Give back the entire listing verbatim.

##### Data section #####

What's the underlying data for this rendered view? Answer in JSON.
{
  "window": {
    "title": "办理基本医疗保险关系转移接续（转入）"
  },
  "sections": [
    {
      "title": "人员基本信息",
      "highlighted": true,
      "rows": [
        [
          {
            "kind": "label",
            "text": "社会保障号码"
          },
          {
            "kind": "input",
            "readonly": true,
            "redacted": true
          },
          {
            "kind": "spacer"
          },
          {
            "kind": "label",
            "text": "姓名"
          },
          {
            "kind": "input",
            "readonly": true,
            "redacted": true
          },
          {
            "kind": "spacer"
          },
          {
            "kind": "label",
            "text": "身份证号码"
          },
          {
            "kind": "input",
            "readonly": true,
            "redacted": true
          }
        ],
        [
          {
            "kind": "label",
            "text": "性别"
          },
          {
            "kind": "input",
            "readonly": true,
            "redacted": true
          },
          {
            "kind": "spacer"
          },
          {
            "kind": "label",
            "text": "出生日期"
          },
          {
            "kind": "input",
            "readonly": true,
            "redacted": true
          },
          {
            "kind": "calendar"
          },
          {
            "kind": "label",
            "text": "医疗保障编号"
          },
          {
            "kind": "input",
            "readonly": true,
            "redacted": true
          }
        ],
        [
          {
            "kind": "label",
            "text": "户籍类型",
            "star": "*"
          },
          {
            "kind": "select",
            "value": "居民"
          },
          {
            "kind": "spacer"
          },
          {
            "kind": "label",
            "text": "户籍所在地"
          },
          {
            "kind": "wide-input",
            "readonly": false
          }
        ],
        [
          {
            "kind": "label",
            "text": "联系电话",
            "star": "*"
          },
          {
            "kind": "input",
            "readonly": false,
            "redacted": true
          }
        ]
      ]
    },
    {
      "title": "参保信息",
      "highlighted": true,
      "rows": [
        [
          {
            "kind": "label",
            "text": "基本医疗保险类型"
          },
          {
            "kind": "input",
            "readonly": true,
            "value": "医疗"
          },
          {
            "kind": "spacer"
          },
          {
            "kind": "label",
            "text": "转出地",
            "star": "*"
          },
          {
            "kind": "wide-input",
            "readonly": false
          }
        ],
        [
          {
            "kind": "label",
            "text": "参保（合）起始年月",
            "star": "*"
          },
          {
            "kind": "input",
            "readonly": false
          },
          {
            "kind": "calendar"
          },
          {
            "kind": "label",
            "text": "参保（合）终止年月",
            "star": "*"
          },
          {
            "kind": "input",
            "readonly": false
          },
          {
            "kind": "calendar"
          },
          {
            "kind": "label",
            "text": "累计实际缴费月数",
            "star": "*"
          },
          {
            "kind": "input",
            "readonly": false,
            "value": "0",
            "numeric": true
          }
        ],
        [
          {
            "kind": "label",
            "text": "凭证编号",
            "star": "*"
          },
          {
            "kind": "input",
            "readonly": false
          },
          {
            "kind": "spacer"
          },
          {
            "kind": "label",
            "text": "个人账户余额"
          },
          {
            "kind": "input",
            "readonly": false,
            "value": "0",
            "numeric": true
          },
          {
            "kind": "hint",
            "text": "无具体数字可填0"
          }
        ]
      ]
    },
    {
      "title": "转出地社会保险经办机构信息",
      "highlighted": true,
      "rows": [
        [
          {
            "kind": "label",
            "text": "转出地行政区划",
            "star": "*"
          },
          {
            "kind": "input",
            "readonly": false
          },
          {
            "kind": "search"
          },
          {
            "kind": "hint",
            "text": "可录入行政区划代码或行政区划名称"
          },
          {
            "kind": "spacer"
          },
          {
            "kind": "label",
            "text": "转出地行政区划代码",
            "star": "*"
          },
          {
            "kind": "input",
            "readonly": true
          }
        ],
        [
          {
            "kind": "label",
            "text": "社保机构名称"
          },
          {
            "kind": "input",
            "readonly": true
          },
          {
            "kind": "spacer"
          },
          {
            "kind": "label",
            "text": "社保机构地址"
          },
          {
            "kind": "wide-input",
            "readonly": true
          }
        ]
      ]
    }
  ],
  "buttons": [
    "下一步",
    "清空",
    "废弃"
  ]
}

#####

**Written answer:**
What's the underlying data for this rendered view? Answer in JSON.
{
  "window": {
    "title": "办理基本医疗保险关系转移接续（转入）"
  },
  "sections": [
    {
      "title": "人员基本信息",
      "highlighted": true,
      "rows": [
        [
          {
            "kind": "label",
            "text": "社会保障号码"
          },
          {
            "kind": "input",
            "readonly": true,
            "redacted": true
          },
          {
            "kind": "spacer"
          },
          {
            "kind": "label",
            "text": "姓名"
          },
          {
            "kind": "input",
            "readonly": true,
            "redacted": true
          },
          {
            "kind": "spacer"
          },
          {
            "kind": "label",
            "text": "身份证号码"
          },
          {
            "kind": "input",
            "readonly": true,
            "redacted": true
          }
        ],
        [
          {
            "kind": "label",
            "text": "性别"
          },
          {
            "kind": "input",
            "readonly": true,
            "redacted": true
          },
          {
            "kind": "spacer"
          },
          {
            "kind": "label",
            "text": "出生日期"
          },
          {
            "kind": "input",
            "readonly": true,
            "redacted": true
          },
          {
            "kind": "calendar"
          },
          {
            "kind": "label",
            "text": "医疗保障编号"
          },
          {
            "kind": "input",
            "readonly": true,
            "redacted": true
          }
        ],
        [
          {
            "kind": "label",
            "text": "户籍类型",
            "star": "*"
          },
          {
            "kind": "select",
            "value": "居民"
          },
          {
            "kind": "spacer"
          },
          {
            "kind": "label",
            "text": "户籍所在地"
          },
          {
            "kind": "wide-input",
            "readonly": false
          }
        ],
        [
          {
            "kind": "label",
            "text": "联系电话",
            "star": "*"
          },
          {
            "kind": "input",
            "readonly": false,
            "redacted": true
          }
        ]
      ]
    },
    {
      "title": "参保信息",
      "highlighted": true,
      "rows": [
        [
          {
            "kind": "label",
            "text": "基本医疗保险类型"
          },
          {
            "kind": "input",
            "readonly": true,
            "value": "医疗"
          },
          {
            "kind": "spacer"
          },
          {
            "kind": "label",
            "text": "转出地",
            "star": "*"
          },
          {
            "kind": "wide-input",
            "readonly": false
          }
        ],
        [
          {
            "kind": "label",
            "text": "参保（合）起始年月",
            "star": "*"
          },
          {
            "kind": "input",
            "readonly": false
          },
          {
            "kind": "calendar"
          },
          {
            "kind": "label",
            "text": "参保（合）终止年月",
            "star": "*"
          },
          {
            "kind": "input",
            "readonly": false
          },
          {
            "kind": "calendar"
          },
          {
            "kind": "label",
            "text": "累计实际缴费月数",
            "star": "*"
          },
          {
            "kind": "input",
            "readonly": false,
            "value": "0",
            "numeric": true
          }
        ],
        [
          {
            "kind": "label",
            "text": "凭证编号",
            "star": "*"
          },
          {
            "kind": "input",
            "readonly": false
          },
          {
            "kind": "spacer"
          },
          {
            "kind": "label",
            "text": "个人账户余额"
          },
          {
            "kind": "input",
            "readonly": false,
            "value": "0",
            "numeric": true
          },
          {
            "kind": "hint",
            "text": "无具体数字可填0"
          }
        ]
      ]
    },
    {
      "title": "转出地社会保险经办机构信息",
      "highlighted": true,
      "rows": [
        [
          {
            "kind": "label",
            "text": "转出地行政区划",
            "star": "*"
          },
          {
            "kind": "input",
            "readonly": false
          },
          {
            "kind": "search"
          },
          {
            "kind": "hint",
            "text": "可录入行政区划代码或行政区划名称"
          },
          {
            "kind": "spacer"
          },
          {
            "kind": "label",
            "text": "转出地行政区划代码",
            "star": "*"
          },
          {
            "kind": "input",
            "readonly": true
          }
        ],
        [
          {
            "kind": "label",
            "text": "社保机构名称"
          },
          {
            "kind": "input",
            "readonly": true
          },
          {
            "kind": "spacer"
          },
          {
            "kind": "label",
            "text": "社保机构地址"
          },
          {
            "kind": "wide-input",
            "readonly": true
          }
        ]
      ]
    }
  ],
  "buttons": [
    "下一步",
    "清空",
    "废弃"
  ]
}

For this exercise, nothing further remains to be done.